**EXCERPTED PASSAGE:**
Provo, Utah, USA downtown on Center Street at dusk.
Photo credit: Shutterstock

The 2024 election confirmed several things: We as a nation are deeply divided, distrustful of each other, and dissatisfied with the ability of government to get things done. While distressing, that news is not new. Indeed, sociologist Robert D. Putnam has been sounding the alarm about growing isolation and eroding social capital since long before the “loneliness epidemic.” While the internet has in some ways made us more connected than ever, it is also polarizing and paralyzing when it comes to collectively solving problems. 

At the national level, bipartisan collaboration to identify the systemic sources of our economic and social distress will be a long time coming. In the meantime, voters still want someone to address the chronic challenges they see in front of them in the places where they live and work.  

In short, the rise of the digital world means that in the real world, we have more work to do than ever to solve problems. The good news is that in the remaining places where people mix and encounter those they don’t already know—whether that’s their neighborhood Main Street or downtown—the seeds of solutions already exist. At this hyperlocal level, individuals and institutions avoid ideological arguments, build trust, and do the on-the-ground work—often starting with public spaces—across the civic, nonprofit, private, and public sectors.  

By examining the proven record and growing importance of hyperlocal, place-based partnerships, we can better understand how to grow the role they play in addressing some of the country’s problems—one commercial corridor, one park, one downtown, or “one ZIP code at a time.”

The case for place: A record of success 

We have known for a long time that neighborhood quality of life is a key determinant of both personal well-being and voter satisfaction. However, the way that we deliver these results has changed dramatically over time. Today, hyperlocal efforts are often mis-framed as a form of secession, when in fact they are the opposite: a way to keep people and places engaged. 

In the 1970s, many cities in North America were in—or were perceived to be in—free fall. In his 1970 State of the Union address, President Richard Nixon said that “the violent and decayed central cities of our great metropolitan complexes are the most conspicuous area of failure in American life today.”

**STATED PROBLEM 1:** Return the rows unchanged, from the first row through the one containing "plan-name: Enterprise bbox=[1704, 479, 1932, 530]".

**MATERIAL TO PROCESS:**
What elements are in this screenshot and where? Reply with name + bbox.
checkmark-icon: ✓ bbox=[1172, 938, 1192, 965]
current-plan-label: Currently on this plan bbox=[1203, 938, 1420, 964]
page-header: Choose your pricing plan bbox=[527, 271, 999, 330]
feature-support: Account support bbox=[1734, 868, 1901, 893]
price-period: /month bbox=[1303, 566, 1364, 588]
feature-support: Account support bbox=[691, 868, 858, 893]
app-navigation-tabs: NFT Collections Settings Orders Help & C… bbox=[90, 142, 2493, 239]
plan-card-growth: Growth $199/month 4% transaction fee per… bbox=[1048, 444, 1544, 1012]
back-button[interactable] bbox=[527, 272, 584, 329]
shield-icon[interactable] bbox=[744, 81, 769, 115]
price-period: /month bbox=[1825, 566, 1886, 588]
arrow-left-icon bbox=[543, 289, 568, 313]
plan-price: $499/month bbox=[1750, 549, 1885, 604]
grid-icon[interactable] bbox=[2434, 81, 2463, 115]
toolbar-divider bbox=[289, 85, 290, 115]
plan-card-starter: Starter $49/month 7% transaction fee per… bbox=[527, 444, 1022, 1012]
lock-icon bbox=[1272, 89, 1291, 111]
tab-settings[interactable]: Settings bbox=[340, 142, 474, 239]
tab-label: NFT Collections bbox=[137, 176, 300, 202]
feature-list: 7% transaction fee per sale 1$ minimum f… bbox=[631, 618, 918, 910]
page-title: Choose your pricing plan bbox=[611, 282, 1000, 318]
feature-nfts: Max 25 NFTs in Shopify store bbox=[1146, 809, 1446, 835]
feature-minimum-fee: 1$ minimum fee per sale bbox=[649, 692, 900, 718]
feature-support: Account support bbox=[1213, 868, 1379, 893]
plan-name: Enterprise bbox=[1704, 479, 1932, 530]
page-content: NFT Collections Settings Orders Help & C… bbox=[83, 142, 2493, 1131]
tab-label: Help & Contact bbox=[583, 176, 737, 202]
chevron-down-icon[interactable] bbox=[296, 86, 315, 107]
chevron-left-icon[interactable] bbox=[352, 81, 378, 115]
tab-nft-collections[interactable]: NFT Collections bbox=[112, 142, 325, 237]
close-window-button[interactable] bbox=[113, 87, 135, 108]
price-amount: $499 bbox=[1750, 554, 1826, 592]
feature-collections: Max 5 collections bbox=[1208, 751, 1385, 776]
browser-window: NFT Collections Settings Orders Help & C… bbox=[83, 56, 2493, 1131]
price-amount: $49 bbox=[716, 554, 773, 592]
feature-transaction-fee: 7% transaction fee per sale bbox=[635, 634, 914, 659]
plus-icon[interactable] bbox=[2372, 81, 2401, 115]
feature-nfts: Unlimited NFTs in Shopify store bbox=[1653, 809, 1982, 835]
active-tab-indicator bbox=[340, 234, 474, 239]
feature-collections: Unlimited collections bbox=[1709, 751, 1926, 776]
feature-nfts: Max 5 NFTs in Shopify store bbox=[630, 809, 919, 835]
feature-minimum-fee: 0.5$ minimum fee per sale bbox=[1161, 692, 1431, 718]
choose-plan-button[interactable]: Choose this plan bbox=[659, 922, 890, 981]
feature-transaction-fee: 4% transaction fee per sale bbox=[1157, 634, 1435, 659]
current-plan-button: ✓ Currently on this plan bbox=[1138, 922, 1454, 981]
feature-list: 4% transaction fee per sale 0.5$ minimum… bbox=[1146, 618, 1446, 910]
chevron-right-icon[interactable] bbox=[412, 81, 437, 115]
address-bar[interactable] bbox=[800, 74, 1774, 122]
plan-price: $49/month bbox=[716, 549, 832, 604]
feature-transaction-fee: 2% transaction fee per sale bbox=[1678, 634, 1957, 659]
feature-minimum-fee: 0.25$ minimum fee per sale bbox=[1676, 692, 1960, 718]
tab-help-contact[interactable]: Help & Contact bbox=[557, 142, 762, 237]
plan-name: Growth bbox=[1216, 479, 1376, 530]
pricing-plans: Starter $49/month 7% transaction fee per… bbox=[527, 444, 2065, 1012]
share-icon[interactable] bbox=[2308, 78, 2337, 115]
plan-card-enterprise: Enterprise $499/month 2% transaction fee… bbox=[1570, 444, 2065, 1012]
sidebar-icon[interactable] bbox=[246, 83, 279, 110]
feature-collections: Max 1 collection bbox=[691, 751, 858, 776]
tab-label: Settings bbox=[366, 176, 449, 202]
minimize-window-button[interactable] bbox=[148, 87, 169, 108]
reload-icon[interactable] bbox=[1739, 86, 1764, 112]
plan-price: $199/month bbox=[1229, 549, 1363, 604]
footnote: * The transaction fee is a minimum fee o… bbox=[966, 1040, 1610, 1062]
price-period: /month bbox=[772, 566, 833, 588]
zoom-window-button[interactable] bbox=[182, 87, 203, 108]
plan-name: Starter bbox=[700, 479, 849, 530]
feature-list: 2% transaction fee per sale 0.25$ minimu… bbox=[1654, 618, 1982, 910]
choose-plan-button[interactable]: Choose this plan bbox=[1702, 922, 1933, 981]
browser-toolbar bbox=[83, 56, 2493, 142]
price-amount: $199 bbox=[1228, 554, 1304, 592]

**STATED PROBLEM 2:**
Answer these questions about the passage on hyperlocal partnerships:
(a) Which sociologist does it say has been sounding the alarm about growing isolation and eroding social capital?
(b) In which address did President Richard Nixon describe central cities as "the most conspicuous area of failure in American life today"?
(c) As what does the passage say hyperlocal efforts are often mis-framed?

**FULL OUTPUT 1:**
What elements are in this screenshot and where? Reply with name + bbox.
checkmark-icon: ✓ bbox=[1172, 938, 1192, 965]
current-plan-label: Currently on this plan bbox=[1203, 938, 1420, 964]
page-header: Choose your pricing plan bbox=[527, 271, 999, 330]
feature-support: Account support bbox=[1734, 868, 1901, 893]
price-period: /month bbox=[1303, 566, 1364, 588]
feature-support: Account support bbox=[691, 868, 858, 893]
app-navigation-tabs: NFT Collections Settings Orders Help & C… bbox=[90, 142, 2493, 239]
plan-card-growth: Growth $199/month 4% transaction fee per… bbox=[1048, 444, 1544, 1012]
back-button[interactable] bbox=[527, 272, 584, 329]
shield-icon[interactable] bbox=[744, 81, 769, 115]
price-period: /month bbox=[1825, 566, 1886, 588]
arrow-left-icon bbox=[543, 289, 568, 313]
plan-price: $499/month bbox=[1750, 549, 1885, 604]
grid-icon[interactable] bbox=[2434, 81, 2463, 115]
toolbar-divider bbox=[289, 85, 290, 115]
plan-card-starter: Starter $49/month 7% transaction fee per… bbox=[527, 444, 1022, 1012]
lock-icon bbox=[1272, 89, 1291, 111]
tab-settings[interactable]: Settings bbox=[340, 142, 474, 239]
tab-label: NFT Collections bbox=[137, 176, 300, 202]
feature-list: 7% transaction fee per sale 1$ minimum f… bbox=[631, 618, 918, 910]
page-title: Choose your pricing plan bbox=[611, 282, 1000, 318]
feature-nfts: Max 25 NFTs in Shopify store bbox=[1146, 809, 1446, 835]
feature-minimum-fee: 1$ minimum fee per sale bbox=[649, 692, 900, 718]
feature-support: Account support bbox=[1213, 868, 1379, 893]
plan-name: Enterprise bbox=[1704, 479, 1932, 530]

**FULL OUTPUT 2:**
(a) Robert D. Putnam
(b) His 1970 State of the Union address
(c) A form of secession